#### Entries provided:
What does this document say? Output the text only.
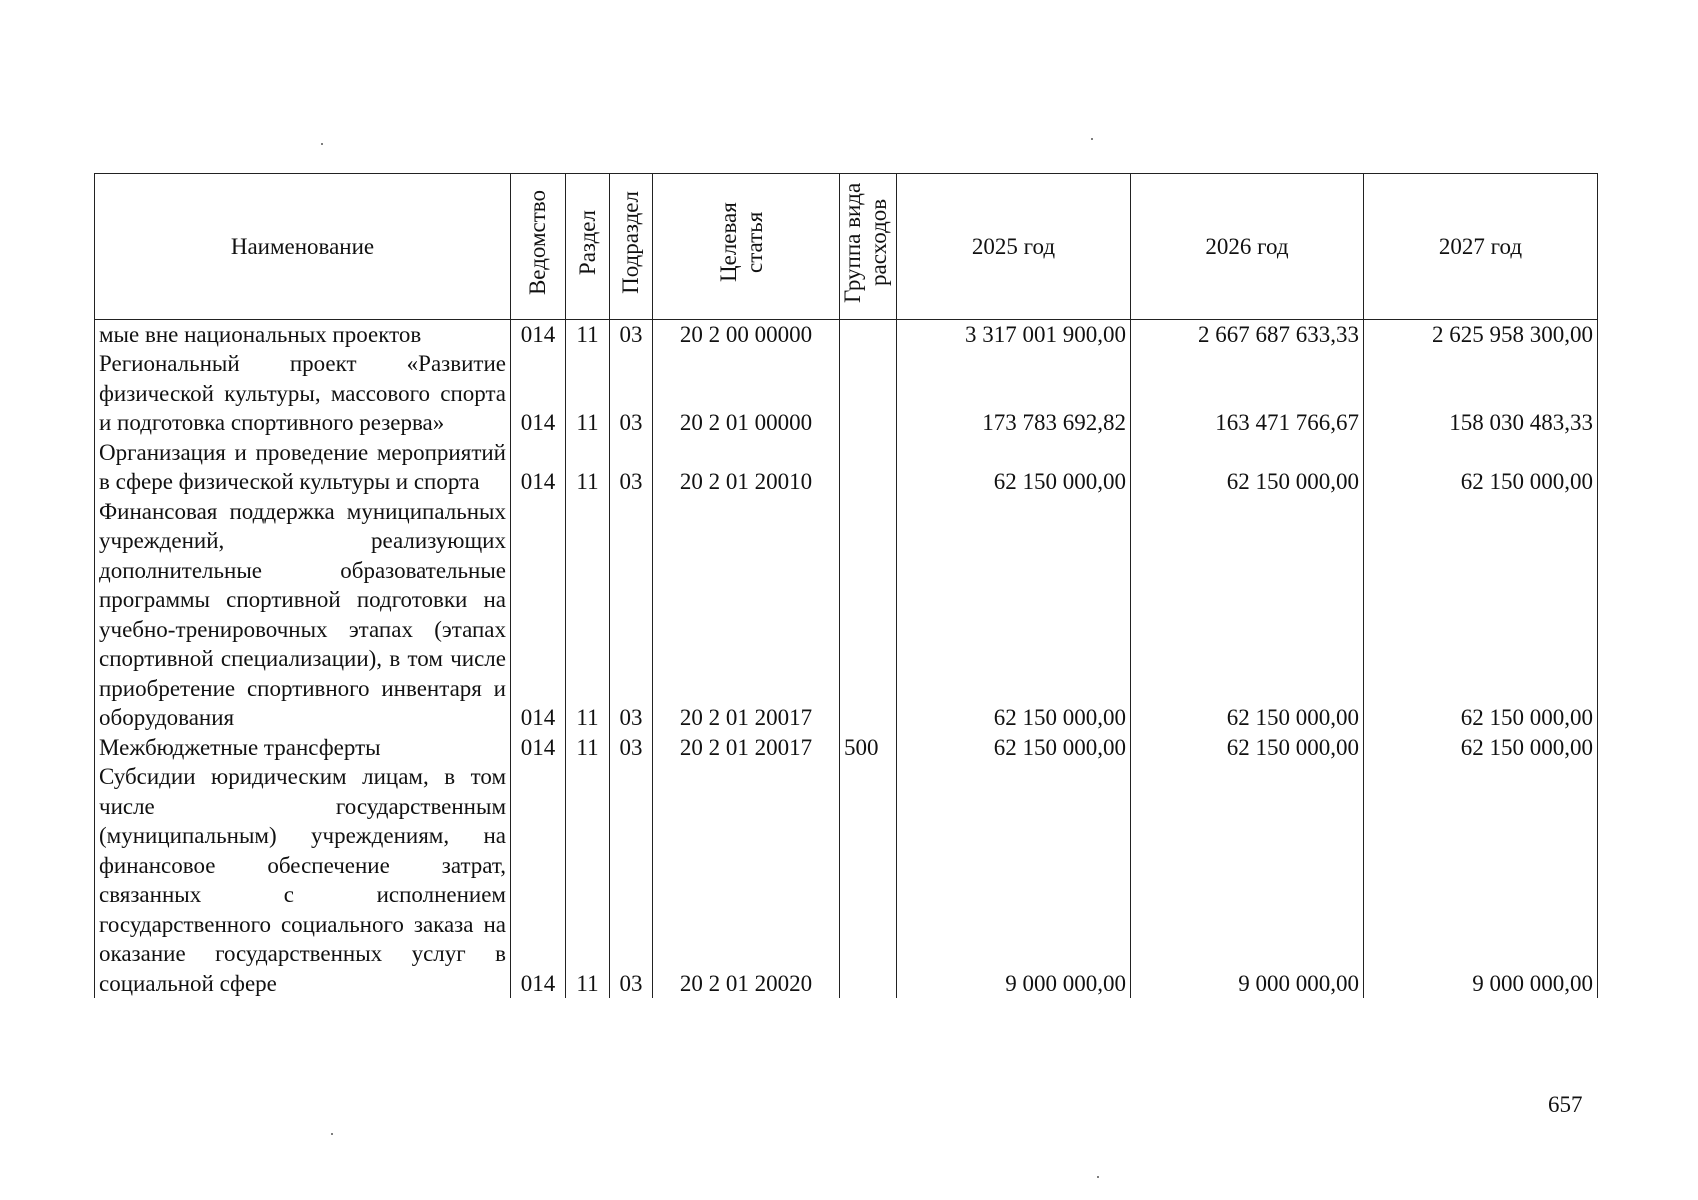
Наименование	Ведомство	Раздел	Подраздел	Целевая статья	Группа вида расходов	2025 год	2026 год	2027 год
мые вне национальных проектов	014	11	03	20 2 00 00000		3 317 001 900,00	2 667 687 633,33	2 625 958 300,00
Региональный проект «Развитие физической культуры, массового спорта и подготовка спортивного резерва»	014	11	03	20 2 01 00000		173 783 692,82	163 471 766,67	158 030 483,33
Организация и проведение мероприятий в сфере физической культуры и спорта	014	11	03	20 2 01 20010		62 150 000,00	62 150 000,00	62 150 000,00
Финансовая поддержка муниципальных учреждений, реализующих дополнительные образовательные программы спортивной подготовки на учебно-тренировочных этапах (этапах спортивной специализации), в том числе приобретение спортивного инвентаря и оборудования	014	11	03	20 2 01 20017		62 150 000,00	62 150 000,00	62 150 000,00
Межбюджетные трансферты	014	11	03	20 2 01 20017	500	62 150 000,00	62 150 000,00	62 150 000,00
Субсидии юридическим лицам, в том числе государственным (муниципальным) учреждениям, на финансовое обеспечение затрат, связанных с исполнением государственного социального заказа на оказание государственных услуг в социальной сфере	014	11	03	20 2 01 20020		9 000 000,00	9 000 000,00	9 000 000,00
657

#### The exercise:
For each line in the data above that contains the string "сфере", extract the line.

#### Solution to the problem:
Организация и проведение мероприятий в сфере физической культуры и спорта	014	11	03	20 2 01 20010		62 150 000,00	62 150 000,00	62 150 000,00
Субсидии юридическим лицам, в том числе государственным (муниципальным) учреждениям, на финансовое обеспечение затрат, связанных с исполнением государственного социального заказа на оказание государственных услуг в социальной сфере	014	11	03	20 2 01 20020		9 000 000,00	9 000 000,00	9 000 000,00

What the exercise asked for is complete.